** BEGIN Extracted information **

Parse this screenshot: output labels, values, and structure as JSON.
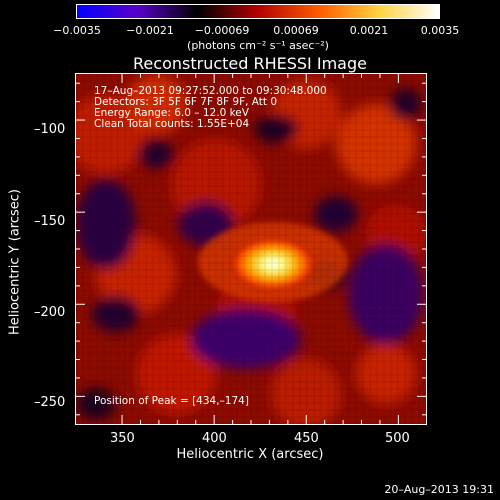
{
  "colorbar": {
    "ticks": [
      "−0.0035",
      "−0.0021",
      "−0.00069",
      "0.00069",
      "0.0021",
      "0.0035"
    ],
    "units": "(photons cm⁻² s⁻¹ asec⁻²)",
    "colors": [
      "#0000ff",
      "#5a00c8",
      "#000000",
      "#b40000",
      "#ff5a00",
      "#ffd240",
      "#ffffff"
    ]
  },
  "title": "Reconstructed RHESSI Image",
  "annotations": {
    "time": "17–Aug–2013 09:27:52.000 to 09:30:48.000",
    "detectors": "Detectors: 3F 5F 6F 7F 8F 9F, Att 0",
    "energy": "Energy Range: 6.0 – 12.0 keV",
    "clean": "Clean    Total counts: 1.55E+04",
    "peak": "Position of Peak = [434,–174]"
  },
  "xaxis": {
    "label": "Heliocentric X (arcsec)",
    "ticks": [
      "350",
      "400",
      "450",
      "500"
    ],
    "tick_values": [
      350,
      400,
      450,
      500
    ],
    "range": [
      325,
      515
    ]
  },
  "yaxis": {
    "label": "Heliocentric Y (arcsec)",
    "ticks": [
      "–100",
      "–150",
      "–200",
      "–250"
    ],
    "tick_values": [
      -100,
      -150,
      -200,
      -250
    ],
    "range": [
      -265,
      -75
    ]
  },
  "footer": "20–Aug–2013 19:31"
}
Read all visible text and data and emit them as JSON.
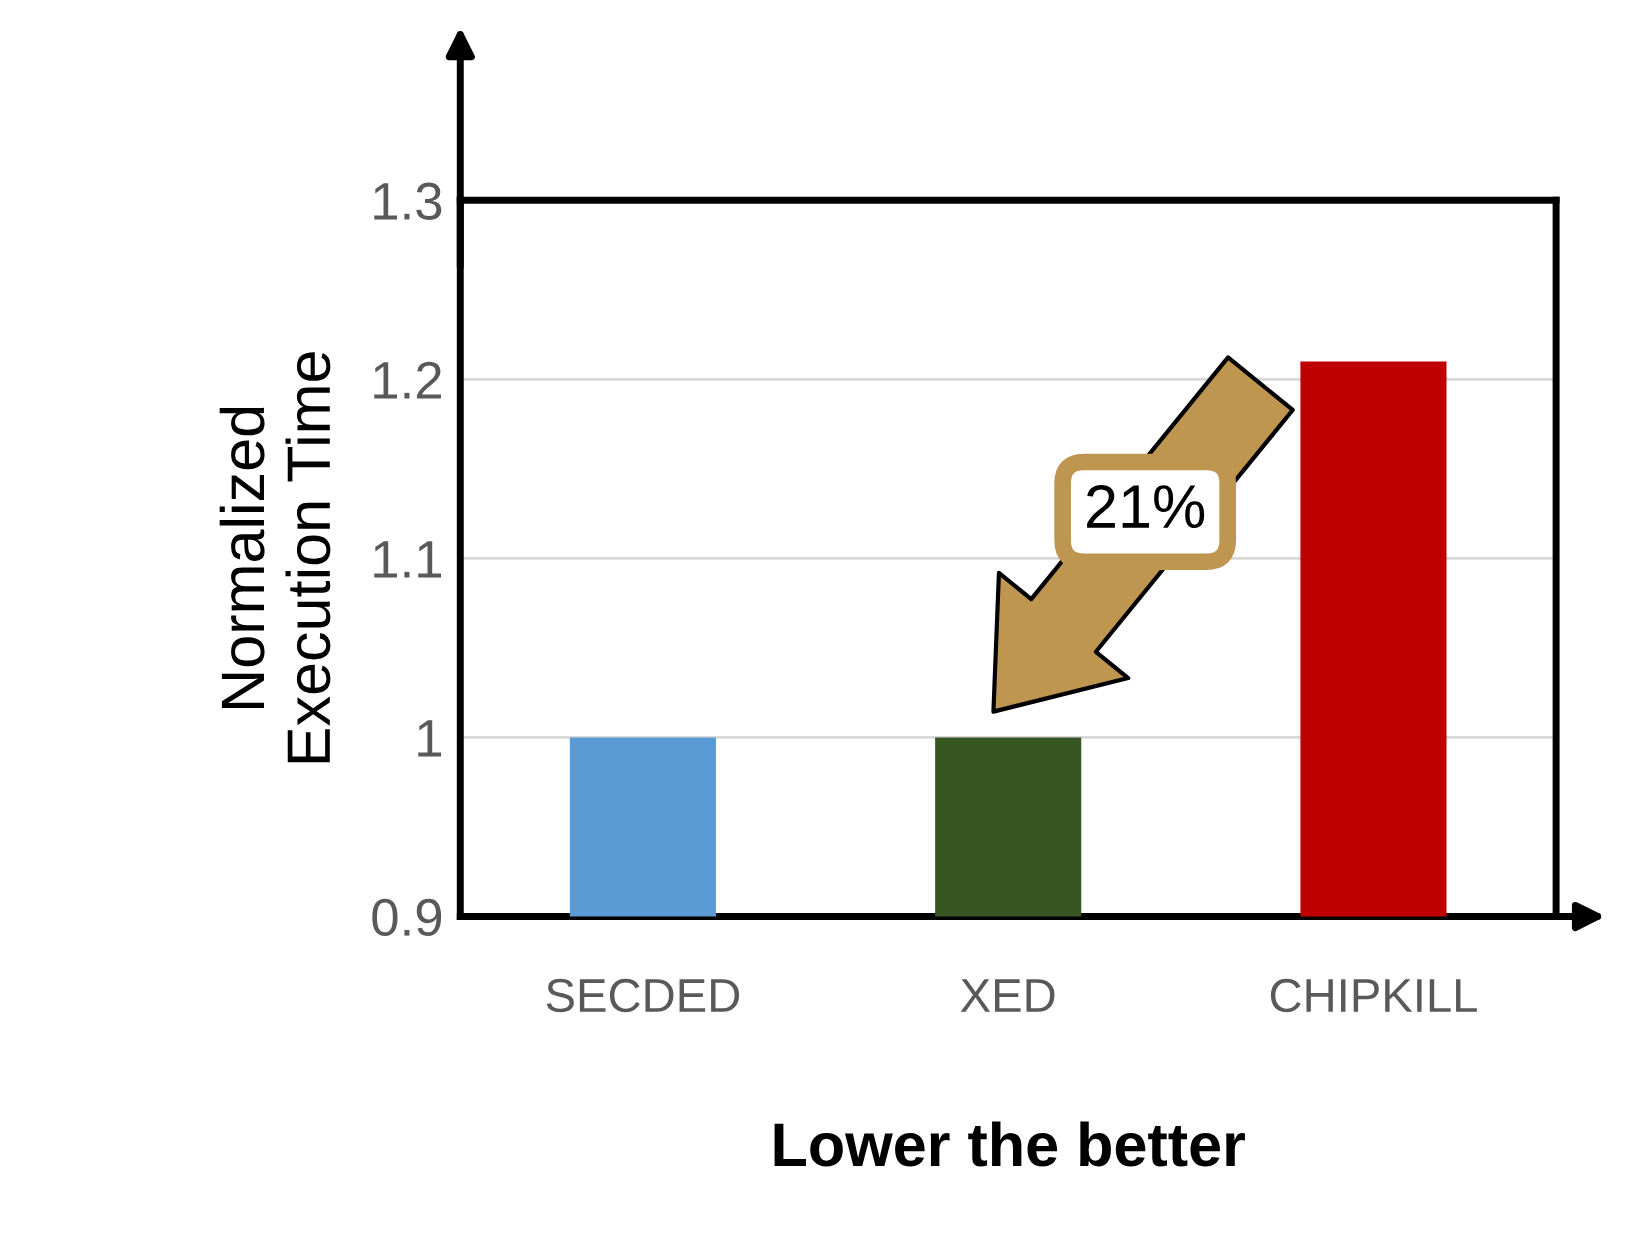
{
  "chart_data": {
    "type": "bar",
    "categories": [
      "SECDED",
      "XED",
      "CHIPKILL"
    ],
    "values": [
      1.0,
      1.0,
      1.21
    ],
    "colors": [
      "#5b9bd5",
      "#375623",
      "#c00000"
    ],
    "ylabel": "Normalized\nExecution Time",
    "xlabel": "Lower the better",
    "ylim": [
      0.9,
      1.3
    ],
    "yticks": [
      0.9,
      1,
      1.1,
      1.2,
      1.3
    ],
    "grid": "y",
    "annotations": [
      "21%"
    ]
  }
}
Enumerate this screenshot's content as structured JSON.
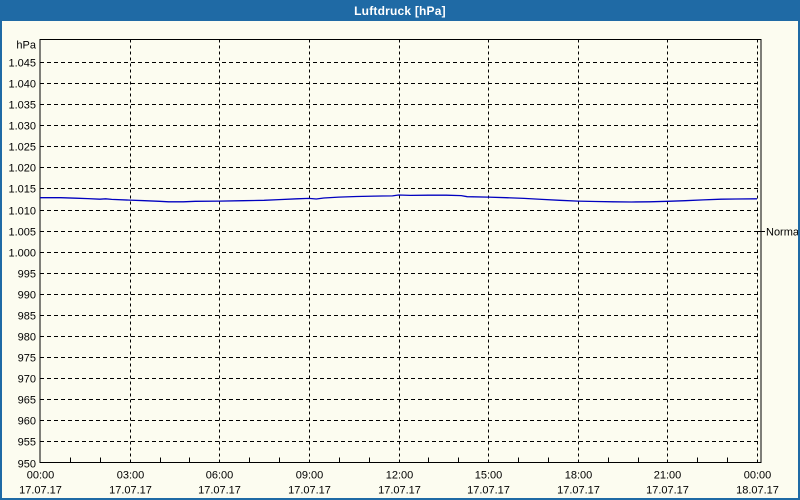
{
  "window": {
    "title": "Luftdruck [hPa]"
  },
  "colors": {
    "titlebar": "#1f6aa5",
    "window_border": "#1f6aa5",
    "background": "#fcfcf0",
    "plot_border": "#000000",
    "grid": "#000000",
    "series_line": "#0000bf",
    "title_text": "#ffffff"
  },
  "chart_data": {
    "type": "line",
    "title": "Luftdruck [hPa]",
    "ylabel": "hPa",
    "ylim": [
      950,
      1050
    ],
    "grid": "dashed",
    "legend_position": "none",
    "y_ticks": [
      {
        "value": 1045,
        "label": "1.045"
      },
      {
        "value": 1040,
        "label": "1.040"
      },
      {
        "value": 1035,
        "label": "1.035"
      },
      {
        "value": 1030,
        "label": "1.030"
      },
      {
        "value": 1025,
        "label": "1.025"
      },
      {
        "value": 1020,
        "label": "1.020"
      },
      {
        "value": 1015,
        "label": "1.015"
      },
      {
        "value": 1010,
        "label": "1.010"
      },
      {
        "value": 1005,
        "label": "1.005"
      },
      {
        "value": 1000,
        "label": "1.000"
      },
      {
        "value": 995,
        "label": "995"
      },
      {
        "value": 990,
        "label": "990"
      },
      {
        "value": 985,
        "label": "985"
      },
      {
        "value": 980,
        "label": "980"
      },
      {
        "value": 975,
        "label": "975"
      },
      {
        "value": 970,
        "label": "970"
      },
      {
        "value": 965,
        "label": "965"
      },
      {
        "value": 960,
        "label": "960"
      },
      {
        "value": 955,
        "label": "955"
      },
      {
        "value": 950,
        "label": "950"
      }
    ],
    "x_ticks": [
      {
        "hour": 0,
        "time": "00:00",
        "date": "17.07.17"
      },
      {
        "hour": 3,
        "time": "03:00",
        "date": "17.07.17"
      },
      {
        "hour": 6,
        "time": "06:00",
        "date": "17.07.17"
      },
      {
        "hour": 9,
        "time": "09:00",
        "date": "17.07.17"
      },
      {
        "hour": 12,
        "time": "12:00",
        "date": "17.07.17"
      },
      {
        "hour": 15,
        "time": "15:00",
        "date": "17.07.17"
      },
      {
        "hour": 18,
        "time": "18:00",
        "date": "17.07.17"
      },
      {
        "hour": 21,
        "time": "21:00",
        "date": "17.07.17"
      },
      {
        "hour": 24,
        "time": "00:00",
        "date": "18.07.17"
      }
    ],
    "minor_tick_every_hours": 1,
    "series": [
      {
        "name": "Luftdruck",
        "color": "#0000bf",
        "points": [
          [
            0.0,
            1012.8
          ],
          [
            0.7,
            1012.8
          ],
          [
            1.2,
            1012.7
          ],
          [
            1.6,
            1012.6
          ],
          [
            2.0,
            1012.45
          ],
          [
            2.2,
            1012.55
          ],
          [
            2.4,
            1012.4
          ],
          [
            3.0,
            1012.25
          ],
          [
            3.5,
            1012.1
          ],
          [
            4.0,
            1011.95
          ],
          [
            4.3,
            1011.85
          ],
          [
            4.8,
            1011.85
          ],
          [
            5.2,
            1011.95
          ],
          [
            6.0,
            1012.0
          ],
          [
            6.8,
            1012.1
          ],
          [
            7.5,
            1012.2
          ],
          [
            8.0,
            1012.35
          ],
          [
            8.6,
            1012.55
          ],
          [
            9.0,
            1012.65
          ],
          [
            9.25,
            1012.5
          ],
          [
            9.5,
            1012.75
          ],
          [
            10.0,
            1012.95
          ],
          [
            10.6,
            1013.1
          ],
          [
            11.2,
            1013.2
          ],
          [
            11.8,
            1013.25
          ],
          [
            12.0,
            1013.45
          ],
          [
            12.4,
            1013.35
          ],
          [
            13.0,
            1013.4
          ],
          [
            13.6,
            1013.4
          ],
          [
            14.1,
            1013.3
          ],
          [
            14.3,
            1013.05
          ],
          [
            15.0,
            1012.95
          ],
          [
            15.6,
            1012.8
          ],
          [
            16.2,
            1012.65
          ],
          [
            16.8,
            1012.4
          ],
          [
            17.4,
            1012.2
          ],
          [
            18.0,
            1012.0
          ],
          [
            18.6,
            1011.9
          ],
          [
            19.2,
            1011.85
          ],
          [
            19.8,
            1011.8
          ],
          [
            20.4,
            1011.85
          ],
          [
            21.0,
            1011.95
          ],
          [
            21.6,
            1012.1
          ],
          [
            22.2,
            1012.3
          ],
          [
            22.8,
            1012.45
          ],
          [
            23.3,
            1012.5
          ],
          [
            24.0,
            1012.55
          ]
        ]
      }
    ],
    "annotations": [
      {
        "label": "Normal",
        "value": 1005,
        "side": "right"
      }
    ]
  }
}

** END Extracted information **

• [Exercise goal]
Note each line of the entries that has "Heliocentric" in it, and copy those lines.

• [Output of the exercise]
    "label": "Heliocentric X (arcsec)",
    "label": "Heliocentric Y (arcsec)",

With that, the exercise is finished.